Coordinate annotation records:
———

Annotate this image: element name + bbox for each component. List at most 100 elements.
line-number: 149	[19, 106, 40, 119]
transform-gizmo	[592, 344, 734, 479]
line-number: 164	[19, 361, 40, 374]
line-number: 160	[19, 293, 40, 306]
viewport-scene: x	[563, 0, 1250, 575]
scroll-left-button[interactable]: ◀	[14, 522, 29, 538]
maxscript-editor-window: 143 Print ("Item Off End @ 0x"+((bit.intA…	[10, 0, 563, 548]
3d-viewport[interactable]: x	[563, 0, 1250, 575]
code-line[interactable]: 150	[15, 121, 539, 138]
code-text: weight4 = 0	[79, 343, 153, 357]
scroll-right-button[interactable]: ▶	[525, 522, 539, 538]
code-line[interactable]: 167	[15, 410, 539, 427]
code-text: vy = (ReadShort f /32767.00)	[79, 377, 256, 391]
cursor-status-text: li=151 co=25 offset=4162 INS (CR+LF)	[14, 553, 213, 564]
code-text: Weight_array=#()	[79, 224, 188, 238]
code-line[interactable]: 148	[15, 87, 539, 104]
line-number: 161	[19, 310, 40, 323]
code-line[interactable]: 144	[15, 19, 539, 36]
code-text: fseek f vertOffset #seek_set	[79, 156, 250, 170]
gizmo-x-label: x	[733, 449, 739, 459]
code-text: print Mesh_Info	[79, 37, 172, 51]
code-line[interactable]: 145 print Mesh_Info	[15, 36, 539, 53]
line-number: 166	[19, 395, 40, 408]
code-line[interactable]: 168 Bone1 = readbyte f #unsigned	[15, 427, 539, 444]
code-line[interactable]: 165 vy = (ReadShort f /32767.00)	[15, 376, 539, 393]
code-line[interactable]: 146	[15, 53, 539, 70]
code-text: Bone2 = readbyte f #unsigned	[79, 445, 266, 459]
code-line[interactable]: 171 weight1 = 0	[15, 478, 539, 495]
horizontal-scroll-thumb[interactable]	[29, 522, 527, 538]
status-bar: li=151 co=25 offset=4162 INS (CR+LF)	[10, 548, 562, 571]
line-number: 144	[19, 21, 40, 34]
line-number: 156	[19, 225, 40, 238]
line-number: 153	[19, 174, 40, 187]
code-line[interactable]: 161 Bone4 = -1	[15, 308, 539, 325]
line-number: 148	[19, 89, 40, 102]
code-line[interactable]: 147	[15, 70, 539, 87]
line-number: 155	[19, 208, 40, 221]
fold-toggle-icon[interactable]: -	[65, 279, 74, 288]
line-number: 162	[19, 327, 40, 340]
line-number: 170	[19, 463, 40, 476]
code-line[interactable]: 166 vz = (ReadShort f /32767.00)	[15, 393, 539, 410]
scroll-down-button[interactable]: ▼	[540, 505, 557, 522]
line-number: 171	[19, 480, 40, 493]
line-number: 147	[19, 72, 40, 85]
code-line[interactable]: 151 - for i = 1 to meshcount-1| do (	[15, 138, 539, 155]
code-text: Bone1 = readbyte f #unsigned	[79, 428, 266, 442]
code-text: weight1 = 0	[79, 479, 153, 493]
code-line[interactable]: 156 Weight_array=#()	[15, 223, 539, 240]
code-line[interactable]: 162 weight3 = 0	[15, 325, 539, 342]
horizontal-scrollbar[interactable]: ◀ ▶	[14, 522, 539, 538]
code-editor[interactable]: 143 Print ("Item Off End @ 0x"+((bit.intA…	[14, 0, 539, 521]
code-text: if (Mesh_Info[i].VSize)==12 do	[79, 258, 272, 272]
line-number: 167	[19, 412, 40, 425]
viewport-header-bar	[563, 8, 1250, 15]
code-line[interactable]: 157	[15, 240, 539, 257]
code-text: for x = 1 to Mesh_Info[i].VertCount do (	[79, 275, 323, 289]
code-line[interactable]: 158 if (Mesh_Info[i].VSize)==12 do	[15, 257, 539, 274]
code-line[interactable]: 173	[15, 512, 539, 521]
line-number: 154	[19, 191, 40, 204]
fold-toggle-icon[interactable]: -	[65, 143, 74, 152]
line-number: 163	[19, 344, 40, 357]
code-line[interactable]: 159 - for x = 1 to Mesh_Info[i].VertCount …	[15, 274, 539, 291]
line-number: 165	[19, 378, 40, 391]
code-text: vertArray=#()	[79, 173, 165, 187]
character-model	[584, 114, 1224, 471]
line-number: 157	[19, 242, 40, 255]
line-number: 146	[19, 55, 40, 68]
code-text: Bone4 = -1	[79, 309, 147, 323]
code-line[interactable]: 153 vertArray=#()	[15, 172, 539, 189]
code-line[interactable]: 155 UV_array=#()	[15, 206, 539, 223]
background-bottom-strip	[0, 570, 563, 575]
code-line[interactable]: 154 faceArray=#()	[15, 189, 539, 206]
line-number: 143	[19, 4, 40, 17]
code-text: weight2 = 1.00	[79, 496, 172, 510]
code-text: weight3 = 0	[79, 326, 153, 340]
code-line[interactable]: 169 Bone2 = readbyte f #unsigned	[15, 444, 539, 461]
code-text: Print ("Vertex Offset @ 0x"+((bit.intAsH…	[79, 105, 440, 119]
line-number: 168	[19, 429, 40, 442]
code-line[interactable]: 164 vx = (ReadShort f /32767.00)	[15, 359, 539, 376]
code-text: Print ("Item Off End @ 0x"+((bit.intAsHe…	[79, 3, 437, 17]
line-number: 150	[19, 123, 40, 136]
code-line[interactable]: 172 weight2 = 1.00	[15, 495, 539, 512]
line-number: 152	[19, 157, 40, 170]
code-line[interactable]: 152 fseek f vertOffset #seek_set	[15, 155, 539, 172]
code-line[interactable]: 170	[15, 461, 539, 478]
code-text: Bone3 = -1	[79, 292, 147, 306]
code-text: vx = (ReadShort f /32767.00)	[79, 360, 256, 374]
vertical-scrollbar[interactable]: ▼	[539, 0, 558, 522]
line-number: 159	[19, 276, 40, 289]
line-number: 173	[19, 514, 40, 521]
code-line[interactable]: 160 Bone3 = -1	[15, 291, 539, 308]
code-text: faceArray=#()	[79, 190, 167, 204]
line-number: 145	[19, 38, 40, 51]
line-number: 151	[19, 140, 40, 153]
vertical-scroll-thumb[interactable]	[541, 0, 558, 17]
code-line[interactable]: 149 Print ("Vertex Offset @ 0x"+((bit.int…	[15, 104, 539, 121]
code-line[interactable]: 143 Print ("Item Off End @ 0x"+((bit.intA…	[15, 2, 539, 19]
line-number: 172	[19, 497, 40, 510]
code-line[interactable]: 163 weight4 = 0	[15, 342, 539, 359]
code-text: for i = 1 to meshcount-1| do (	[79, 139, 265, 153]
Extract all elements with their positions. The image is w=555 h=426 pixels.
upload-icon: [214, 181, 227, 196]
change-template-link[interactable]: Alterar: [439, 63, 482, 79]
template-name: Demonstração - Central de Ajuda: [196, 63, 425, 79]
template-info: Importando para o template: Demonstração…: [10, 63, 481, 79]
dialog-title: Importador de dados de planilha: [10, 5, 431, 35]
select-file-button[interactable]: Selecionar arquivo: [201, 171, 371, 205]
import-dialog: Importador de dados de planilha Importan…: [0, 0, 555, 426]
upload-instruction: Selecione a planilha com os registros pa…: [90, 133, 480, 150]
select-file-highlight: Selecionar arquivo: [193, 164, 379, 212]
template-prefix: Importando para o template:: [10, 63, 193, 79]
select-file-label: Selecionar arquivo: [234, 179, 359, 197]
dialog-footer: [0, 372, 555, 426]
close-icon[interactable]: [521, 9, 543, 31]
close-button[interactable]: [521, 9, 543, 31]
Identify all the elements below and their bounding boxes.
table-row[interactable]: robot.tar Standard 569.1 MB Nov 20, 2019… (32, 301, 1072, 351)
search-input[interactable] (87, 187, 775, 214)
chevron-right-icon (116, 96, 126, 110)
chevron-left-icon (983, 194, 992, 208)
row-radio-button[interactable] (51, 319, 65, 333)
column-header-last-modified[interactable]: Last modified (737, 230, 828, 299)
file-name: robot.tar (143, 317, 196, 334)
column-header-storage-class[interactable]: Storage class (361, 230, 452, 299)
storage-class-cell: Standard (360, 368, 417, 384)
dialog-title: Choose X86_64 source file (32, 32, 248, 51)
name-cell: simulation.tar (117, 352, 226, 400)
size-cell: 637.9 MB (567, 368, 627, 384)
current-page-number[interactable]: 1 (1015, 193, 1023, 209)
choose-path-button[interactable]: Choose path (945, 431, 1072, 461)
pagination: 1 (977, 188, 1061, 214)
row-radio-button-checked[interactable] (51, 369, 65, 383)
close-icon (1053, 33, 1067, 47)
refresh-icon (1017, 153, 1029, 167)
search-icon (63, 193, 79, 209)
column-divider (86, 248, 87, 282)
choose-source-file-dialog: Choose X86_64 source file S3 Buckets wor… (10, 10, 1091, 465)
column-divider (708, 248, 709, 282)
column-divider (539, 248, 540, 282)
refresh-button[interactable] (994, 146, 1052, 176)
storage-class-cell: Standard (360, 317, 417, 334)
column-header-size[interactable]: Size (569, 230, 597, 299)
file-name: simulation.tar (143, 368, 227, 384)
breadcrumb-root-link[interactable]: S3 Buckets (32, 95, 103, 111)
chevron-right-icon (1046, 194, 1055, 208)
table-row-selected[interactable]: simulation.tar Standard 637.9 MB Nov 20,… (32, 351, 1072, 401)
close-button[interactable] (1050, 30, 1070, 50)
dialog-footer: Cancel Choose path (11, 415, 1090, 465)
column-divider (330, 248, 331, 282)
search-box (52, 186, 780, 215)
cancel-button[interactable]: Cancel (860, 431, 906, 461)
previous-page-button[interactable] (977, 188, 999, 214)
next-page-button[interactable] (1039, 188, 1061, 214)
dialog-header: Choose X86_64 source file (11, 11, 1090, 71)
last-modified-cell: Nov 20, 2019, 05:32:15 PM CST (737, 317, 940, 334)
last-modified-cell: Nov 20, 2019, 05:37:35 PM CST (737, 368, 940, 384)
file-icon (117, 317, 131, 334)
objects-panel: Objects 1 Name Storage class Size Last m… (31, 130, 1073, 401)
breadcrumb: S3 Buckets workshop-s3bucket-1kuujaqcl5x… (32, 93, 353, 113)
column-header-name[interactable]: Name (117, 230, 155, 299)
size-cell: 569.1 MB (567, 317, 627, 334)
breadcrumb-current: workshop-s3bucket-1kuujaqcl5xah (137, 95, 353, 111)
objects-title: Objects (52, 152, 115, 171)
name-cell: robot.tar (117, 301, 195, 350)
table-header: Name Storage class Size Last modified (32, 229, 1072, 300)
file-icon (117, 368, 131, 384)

———

▶ Aim:
Please print the items verbatim, beginning at their first line and stopping after the line that contains "522, 29, 538]".

▶ Exercise answer:
Annotate this image: element name + bbox for each component. List at most 100 elements.
line-number: 149	[19, 106, 40, 119]
transform-gizmo	[592, 344, 734, 479]
line-number: 164	[19, 361, 40, 374]
line-number: 160	[19, 293, 40, 306]
viewport-scene: x	[563, 0, 1250, 575]
scroll-left-button[interactable]: ◀	[14, 522, 29, 538]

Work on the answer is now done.